Goal of the exercise:
Identify the lines bearing the string "Starting" and gather them.

Entries taken from a collection
* begin *
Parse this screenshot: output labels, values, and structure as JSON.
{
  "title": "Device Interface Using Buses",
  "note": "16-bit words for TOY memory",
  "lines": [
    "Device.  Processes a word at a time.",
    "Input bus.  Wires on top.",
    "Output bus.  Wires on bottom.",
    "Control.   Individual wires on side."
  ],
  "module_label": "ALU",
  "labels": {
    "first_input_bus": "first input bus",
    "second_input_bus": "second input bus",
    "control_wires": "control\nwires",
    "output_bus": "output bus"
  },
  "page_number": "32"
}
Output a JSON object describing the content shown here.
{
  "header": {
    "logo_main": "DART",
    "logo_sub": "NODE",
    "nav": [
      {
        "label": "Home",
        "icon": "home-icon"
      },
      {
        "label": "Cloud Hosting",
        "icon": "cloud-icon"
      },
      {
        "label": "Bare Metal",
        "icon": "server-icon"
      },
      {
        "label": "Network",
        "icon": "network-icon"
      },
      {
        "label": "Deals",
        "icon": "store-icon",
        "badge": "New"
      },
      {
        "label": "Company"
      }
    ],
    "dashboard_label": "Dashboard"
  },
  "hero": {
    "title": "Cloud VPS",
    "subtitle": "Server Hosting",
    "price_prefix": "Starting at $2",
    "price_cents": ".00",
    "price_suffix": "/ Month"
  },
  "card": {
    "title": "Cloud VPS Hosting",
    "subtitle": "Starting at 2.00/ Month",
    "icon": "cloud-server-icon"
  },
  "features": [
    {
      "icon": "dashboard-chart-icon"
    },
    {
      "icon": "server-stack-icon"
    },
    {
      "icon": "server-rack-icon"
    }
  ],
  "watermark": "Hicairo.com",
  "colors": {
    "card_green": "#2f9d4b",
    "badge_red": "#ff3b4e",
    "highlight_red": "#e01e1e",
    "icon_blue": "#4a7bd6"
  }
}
* end *
Exercise output:
    "price_prefix": "Starting at $2",
    "subtitle": "Starting at 2.00/ Month",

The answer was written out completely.